> _DO THIS_: What is the number of lines in the entries below that include the word "your"? Provide the number only.

> _DATA FOR THE TASK_:

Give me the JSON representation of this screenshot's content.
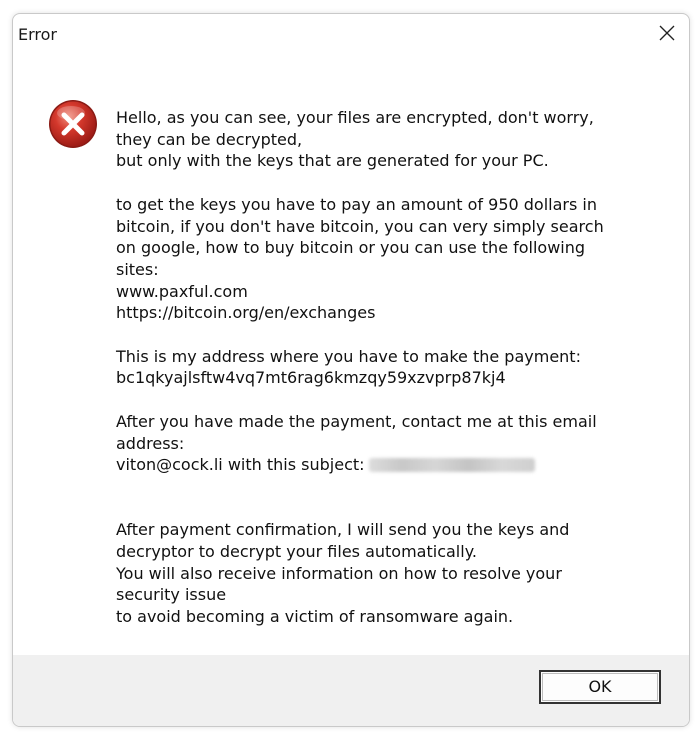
{
  "window": {
    "title": "Error",
    "close_icon": "close-icon"
  },
  "icon": {
    "name": "error-icon",
    "color": "#c62d2d"
  },
  "message": {
    "lines": [
      "Hello, as you can see, your files are encrypted, don't worry,",
      "they can be decrypted,",
      "but only with the keys that are generated for your PC.",
      "",
      "to get the keys you have to pay an amount of 950 dollars in",
      "bitcoin, if you don't have bitcoin, you can very simply search",
      "on google, how to buy bitcoin or you can use the following",
      "sites:",
      "www.paxful.com",
      "https://bitcoin.org/en/exchanges",
      "",
      "This is my address where you have to make the payment:",
      "bc1qkyajlsftw4vq7mt6rag6kmzqy59xzvprp87kj4",
      "",
      "After you have made the payment, contact me at this email",
      "address:",
      "viton@cock.li with this subject:",
      "",
      "",
      "After payment confirmation, I will send you the keys and",
      "decryptor to decrypt your files automatically.",
      "You will also receive information on how to resolve your",
      "security issue",
      "to avoid becoming a victim of ransomware again."
    ]
  },
  "buttons": {
    "ok_label": "OK"
  }
}
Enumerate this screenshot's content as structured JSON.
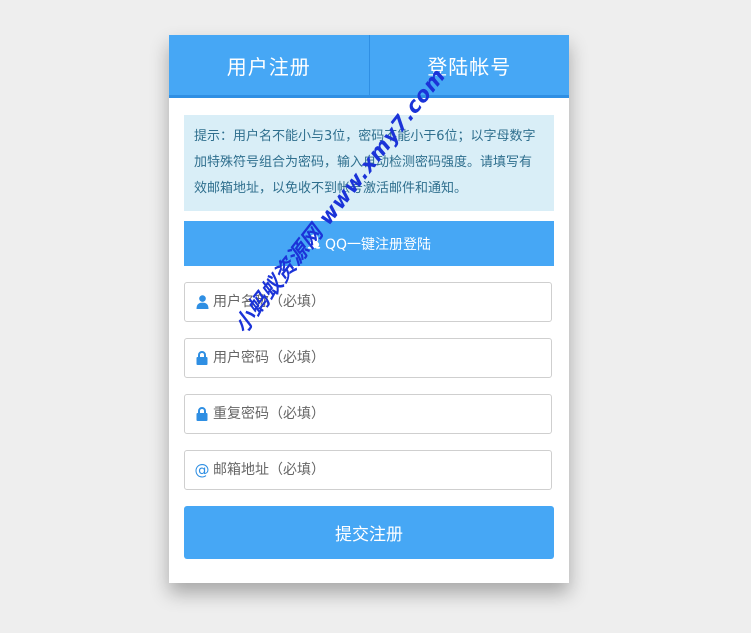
{
  "tabs": [
    {
      "label": "用户注册"
    },
    {
      "label": "登陆帐号"
    }
  ],
  "notice": {
    "text": "提示：用户名不能小与3位，密码不能小于6位；以字母数字加特殊符号组合为密码，输入自动检测密码强度。请填写有效邮箱地址，以免收不到帐号激活邮件和通知。"
  },
  "qq_button": {
    "label": "QQ一键注册登陆"
  },
  "fields": {
    "username": {
      "placeholder": "用户名称（必填）",
      "value": ""
    },
    "password": {
      "placeholder": "用户密码（必填）",
      "value": ""
    },
    "confirm": {
      "placeholder": "重复密码（必填）",
      "value": ""
    },
    "email": {
      "placeholder": "邮箱地址（必填）",
      "value": ""
    }
  },
  "submit": {
    "label": "提交注册"
  },
  "watermark": {
    "text": "小蚂蚁资源网 www.xmy7.com"
  },
  "colors": {
    "primary": "#46a7f5",
    "primary_dark": "#2f8fe3",
    "notice_bg": "#d9eef7",
    "notice_text": "#2f6f8e",
    "watermark": "#1b33d8"
  },
  "icons": {
    "username": "user-icon",
    "password": "lock-icon",
    "confirm": "lock-icon",
    "email": "at-icon",
    "qq": "qq-penguin-icon"
  }
}
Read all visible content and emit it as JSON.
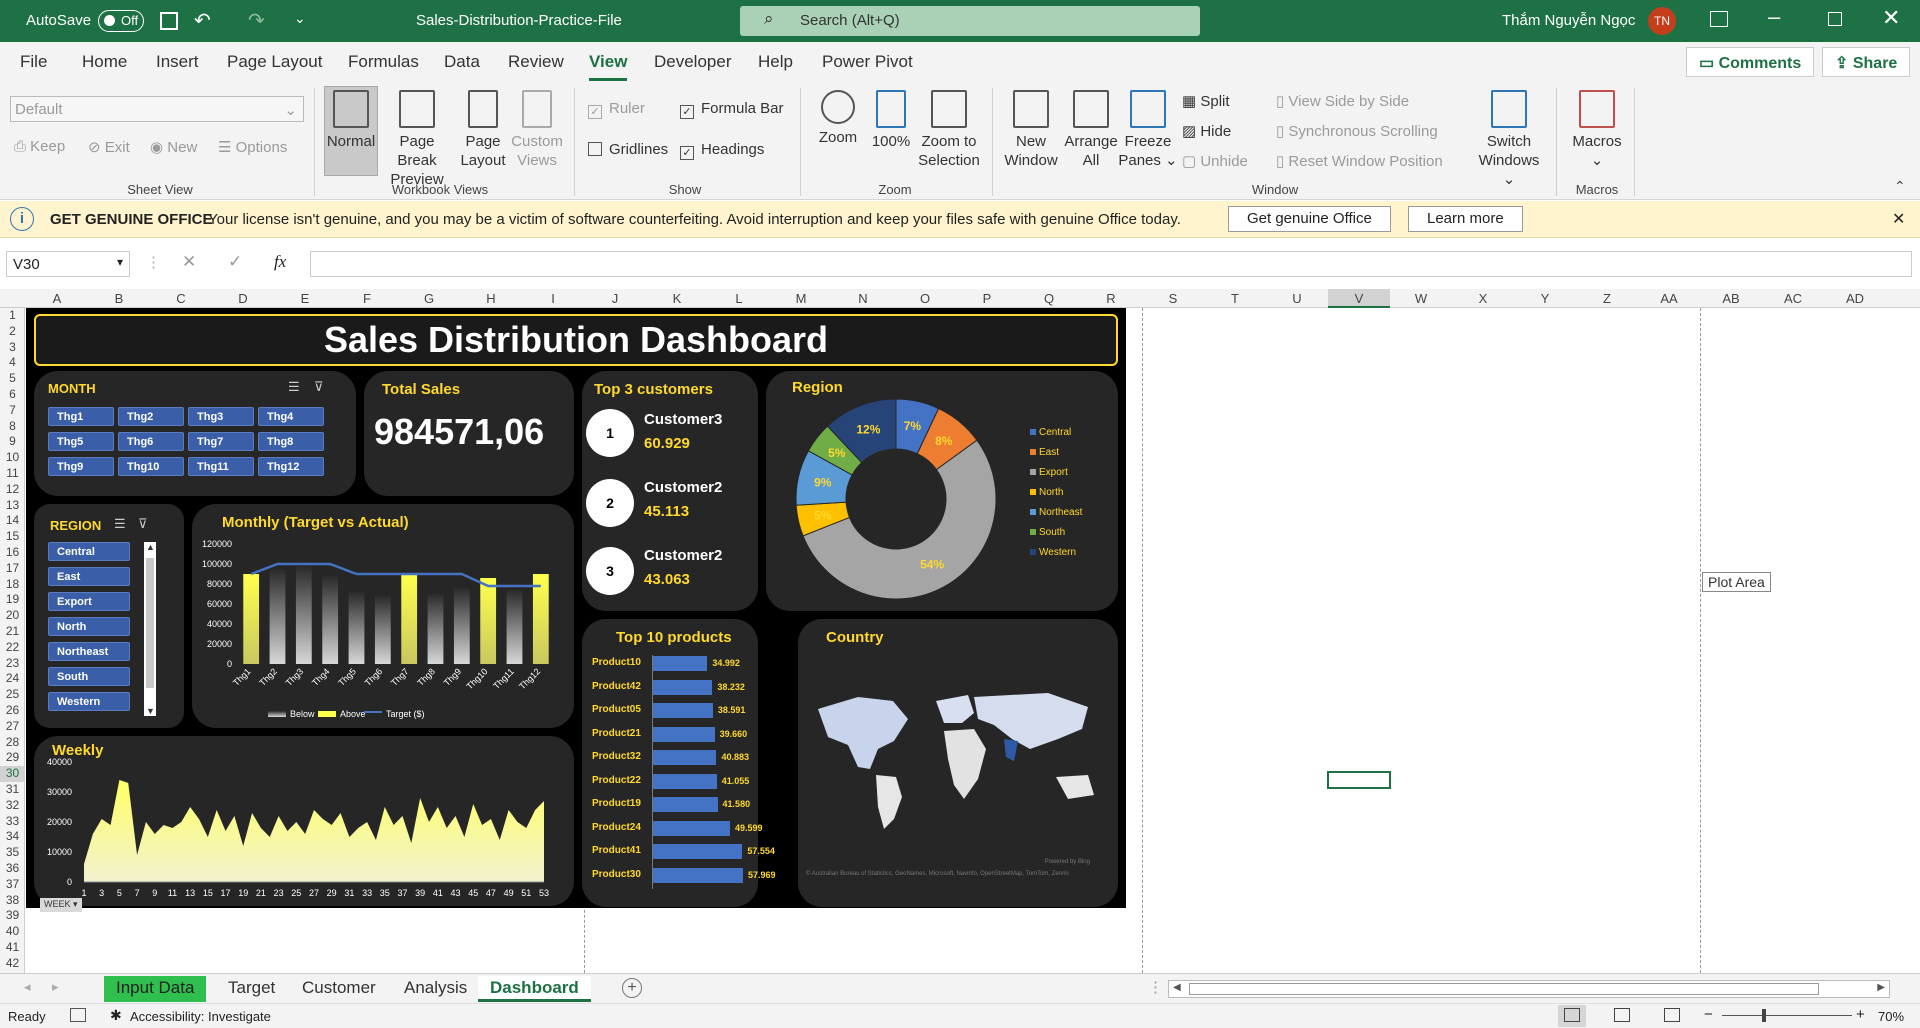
{
  "titlebar": {
    "autosave_label": "AutoSave",
    "autosave_state": "Off",
    "filename": "Sales-Distribution-Practice-File",
    "search_placeholder": "Search (Alt+Q)",
    "user_name": "Thắm Nguyễn Ngọc",
    "user_initials": "TN"
  },
  "ribbon_tabs": [
    "File",
    "Home",
    "Insert",
    "Page Layout",
    "Formulas",
    "Data",
    "Review",
    "View",
    "Developer",
    "Help",
    "Power Pivot"
  ],
  "active_tab": "View",
  "right_buttons": {
    "comments": "Comments",
    "share": "Share"
  },
  "ribbon": {
    "sheet_view": {
      "dropdown": "Default",
      "keep": "Keep",
      "exit": "Exit",
      "new": "New",
      "options": "Options",
      "label": "Sheet View"
    },
    "workbook_views": {
      "normal": "Normal",
      "page_break": "Page Break",
      "page_break2": "Preview",
      "page_layout": "Page",
      "page_layout2": "Layout",
      "custom": "Custom",
      "custom2": "Views",
      "label": "Workbook Views"
    },
    "show": {
      "ruler": "Ruler",
      "formula_bar": "Formula Bar",
      "gridlines": "Gridlines",
      "headings": "Headings",
      "label": "Show"
    },
    "zoom": {
      "zoom": "Zoom",
      "hundred": "100%",
      "zoom_sel": "Zoom to",
      "zoom_sel2": "Selection",
      "label": "Zoom"
    },
    "window": {
      "new_window": "New",
      "new_window2": "Window",
      "arrange": "Arrange",
      "arrange2": "All",
      "freeze": "Freeze",
      "freeze2": "Panes",
      "split": "Split",
      "hide": "Hide",
      "unhide": "Unhide",
      "side": "View Side by Side",
      "sync": "Synchronous Scrolling",
      "reset": "Reset Window Position",
      "switch": "Switch",
      "switch2": "Windows",
      "label": "Window"
    },
    "macros": {
      "macros": "Macros",
      "label": "Macros"
    }
  },
  "message_bar": {
    "title": "GET GENUINE OFFICE",
    "text": "Your license isn't genuine, and you may be a victim of software counterfeiting. Avoid interruption and keep your files safe with genuine Office today.",
    "btn1": "Get genuine Office",
    "btn2": "Learn more"
  },
  "formula_bar": {
    "namebox": "V30",
    "fx": "fx",
    "value": ""
  },
  "columns": [
    "A",
    "B",
    "C",
    "D",
    "E",
    "F",
    "G",
    "H",
    "I",
    "J",
    "K",
    "L",
    "M",
    "N",
    "O",
    "P",
    "Q",
    "R",
    "S",
    "T",
    "U",
    "V",
    "W",
    "X",
    "Y",
    "Z",
    "AA",
    "AB",
    "AC",
    "AD"
  ],
  "rows": [
    "1",
    "2",
    "3",
    "4",
    "5",
    "6",
    "7",
    "8",
    "9",
    "10",
    "11",
    "12",
    "13",
    "14",
    "15",
    "16",
    "17",
    "18",
    "19",
    "20",
    "21",
    "22",
    "23",
    "24",
    "25",
    "26",
    "27",
    "28",
    "29",
    "30",
    "31",
    "32",
    "33",
    "34",
    "35",
    "36",
    "37",
    "38",
    "39",
    "40",
    "41",
    "42"
  ],
  "dashboard": {
    "title": "Sales Distribution Dashboard",
    "month_slicer": {
      "title": "MONTH",
      "items": [
        "Thg1",
        "Thg2",
        "Thg3",
        "Thg4",
        "Thg5",
        "Thg6",
        "Thg7",
        "Thg8",
        "Thg9",
        "Thg10",
        "Thg11",
        "Thg12"
      ]
    },
    "total_sales": {
      "title": "Total Sales",
      "value": "984571,06"
    },
    "top3": {
      "title": "Top 3 customers",
      "items": [
        {
          "rank": "1",
          "name": "Customer3",
          "value": "60.929"
        },
        {
          "rank": "2",
          "name": "Customer2",
          "value": "45.113"
        },
        {
          "rank": "3",
          "name": "Customer2",
          "value": "43.063"
        }
      ]
    },
    "region_slicer": {
      "title": "REGION",
      "items": [
        "Central",
        "East",
        "Export",
        "North",
        "Northeast",
        "South",
        "Western"
      ]
    },
    "week_button": "WEEK",
    "plot_area_tooltip": "Plot Area"
  },
  "chart_data": [
    {
      "type": "donut",
      "title": "Region",
      "labels": [
        "Central",
        "East",
        "Export",
        "North",
        "Northeast",
        "South",
        "Western"
      ],
      "values": [
        7,
        8,
        54,
        5,
        9,
        5,
        12
      ],
      "data_labels": [
        "7%",
        "8%",
        "54%",
        "5%",
        "9%",
        "5%",
        "12%"
      ],
      "colors": [
        "#4472c4",
        "#ed7d31",
        "#a5a5a5",
        "#ffc000",
        "#5b9bd5",
        "#70ad47",
        "#264478"
      ]
    },
    {
      "type": "bar",
      "title": "Monthly (Target vs Actual)",
      "categories": [
        "Thg1",
        "Thg2",
        "Thg3",
        "Thg4",
        "Thg5",
        "Thg6",
        "Thg7",
        "Thg8",
        "Thg9",
        "Thg10",
        "Thg11",
        "Thg12"
      ],
      "series": [
        {
          "name": "Below",
          "values": [
            0,
            95000,
            98000,
            88000,
            72000,
            68000,
            0,
            70000,
            76000,
            0,
            74000,
            0
          ]
        },
        {
          "name": "Above",
          "values": [
            90000,
            0,
            0,
            0,
            0,
            0,
            90000,
            0,
            0,
            86000,
            0,
            90000
          ]
        },
        {
          "name": "Target ($)",
          "values": [
            90000,
            100000,
            100000,
            100000,
            90000,
            90000,
            90000,
            90000,
            90000,
            78000,
            78000,
            78000
          ]
        }
      ],
      "yticks": [
        "120000",
        "100000",
        "80000",
        "60000",
        "40000",
        "20000",
        "0"
      ],
      "ylim": [
        0,
        120000
      ]
    },
    {
      "type": "bar",
      "orientation": "horizontal",
      "title": "Top 10 products",
      "categories": [
        "Product10",
        "Product42",
        "Product05",
        "Product21",
        "Product32",
        "Product22",
        "Product19",
        "Product24",
        "Product41",
        "Product30"
      ],
      "values": [
        34992,
        38232,
        38591,
        39660,
        40883,
        41055,
        41580,
        49599,
        57554,
        57969
      ],
      "data_labels": [
        "34.992",
        "38.232",
        "38.591",
        "39.660",
        "40.883",
        "41.055",
        "41.580",
        "49.599",
        "57.554",
        "57.969"
      ]
    },
    {
      "type": "map",
      "title": "Country",
      "credit1": "Powered by Bing",
      "credit2": "© Australian Bureau of Statistics, GeoNames, Microsoft, Navinfo, OpenStreetMap, TomTom, Zenrin"
    },
    {
      "type": "area",
      "title": "Weekly",
      "x": [
        1,
        2,
        3,
        4,
        5,
        6,
        7,
        8,
        9,
        10,
        11,
        12,
        13,
        14,
        15,
        16,
        17,
        18,
        19,
        20,
        21,
        22,
        23,
        24,
        25,
        26,
        27,
        28,
        29,
        30,
        31,
        32,
        33,
        34,
        35,
        36,
        37,
        38,
        39,
        40,
        41,
        42,
        43,
        44,
        45,
        46,
        47,
        48,
        49,
        50,
        51,
        52,
        53
      ],
      "values": [
        6000,
        16000,
        21000,
        19000,
        34000,
        33000,
        9000,
        20000,
        16000,
        19000,
        18000,
        20000,
        25000,
        21000,
        15000,
        24000,
        17000,
        22000,
        12000,
        23000,
        18000,
        15000,
        22000,
        17000,
        20000,
        16000,
        24000,
        21000,
        19000,
        23000,
        15000,
        18000,
        20000,
        14000,
        25000,
        19000,
        22000,
        13000,
        28000,
        20000,
        25000,
        18000,
        22000,
        15000,
        26000,
        19000,
        21000,
        14000,
        24000,
        20000,
        18000,
        24000,
        27000
      ],
      "xticks": [
        "1",
        "3",
        "5",
        "7",
        "9",
        "11",
        "13",
        "15",
        "17",
        "19",
        "21",
        "23",
        "25",
        "27",
        "29",
        "31",
        "33",
        "35",
        "37",
        "39",
        "41",
        "43",
        "45",
        "47",
        "49",
        "51",
        "53"
      ],
      "yticks": [
        "40000",
        "30000",
        "20000",
        "10000",
        "0"
      ],
      "ylim": [
        0,
        40000
      ]
    }
  ],
  "sheet_tabs": [
    "Input Data",
    "Target",
    "Customer",
    "Analysis",
    "Dashboard"
  ],
  "active_sheet": "Dashboard",
  "statusbar": {
    "ready": "Ready",
    "accessibility": "Accessibility: Investigate",
    "zoom": "70%"
  }
}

> _OUTPUT BELOW_: 5